— Goal of the exercise —
The entries below need to be written out exactly, with no pictures included.
---+---
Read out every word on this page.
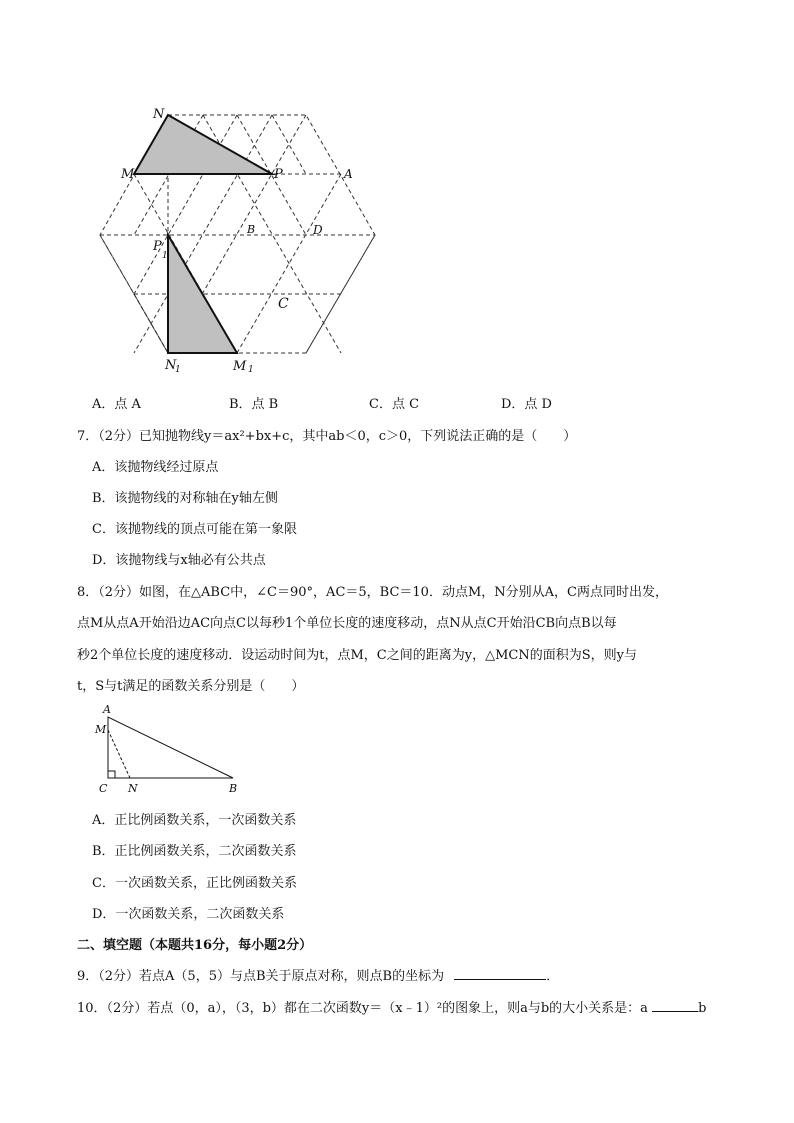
N
M	P	A
B	D
C
P
1
N
1	M 1
A．点 A	B．点 B	C．点 C	D．点 D
7．（2分）已知抛物线y＝ax²+bx+c，其中ab＜0，c＞0，下列说法正确的是（　　）
A．该抛物线经过原点
B．该抛物线的对称轴在y轴左侧
C．该抛物线的顶点可能在第一象限
D．该抛物线与x轴必有公共点
8．（2分）如图，在△ABC中，∠C＝90°，AC＝5，BC＝10．动点M，N分别从A，C两点同时出发，
点M从点A开始沿边AC向点C以每秒1个单位长度的速度移动，点N从点C开始沿CB向点B以每
秒2个单位长度的速度移动．设运动时间为t，点M，C之间的距离为y，△MCN的面积为S，则y与
t，S与t满足的函数关系分别是（　　）
A
M
C N	B
A．正比例函数关系，一次函数关系
B．正比例函数关系，二次函数关系
C．一次函数关系，正比例函数关系
D．一次函数关系，二次函数关系
二、填空题（本题共16分，每小题2分）
9．（2分）若点A（5，5）与点B关于原点对称，则点B的坐标为	．
10．（2分）若点（0，a），（3，b）都在二次函数y＝（x﹣1）²的图象上，则a与b的大小关系是：a	b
---+---
— Response to the task —
Read out every word on this page.
N
M	P	A
B	D
C
P
1
N
1	M 1
A．点 A	B．点 B	C．点 C	D．点 D
7．（2分）已知抛物线y＝ax²+bx+c，其中ab＜0，c＞0，下列说法正确的是（　　）
A．该抛物线经过原点
B．该抛物线的对称轴在y轴左侧
C．该抛物线的顶点可能在第一象限
D．该抛物线与x轴必有公共点
8．（2分）如图，在△ABC中，∠C＝90°，AC＝5，BC＝10．动点M，N分别从A，C两点同时出发，
点M从点A开始沿边AC向点C以每秒1个单位长度的速度移动，点N从点C开始沿CB向点B以每
秒2个单位长度的速度移动．设运动时间为t，点M，C之间的距离为y，△MCN的面积为S，则y与
t，S与t满足的函数关系分别是（　　）
A
M
C N	B
A．正比例函数关系，一次函数关系
B．正比例函数关系，二次函数关系
C．一次函数关系，正比例函数关系
D．一次函数关系，二次函数关系
二、填空题（本题共16分，每小题2分）
9．（2分）若点A（5，5）与点B关于原点对称，则点B的坐标为	．
10．（2分）若点（0，a），（3，b）都在二次函数y＝（x﹣1）²的图象上，则a与b的大小关系是：a	b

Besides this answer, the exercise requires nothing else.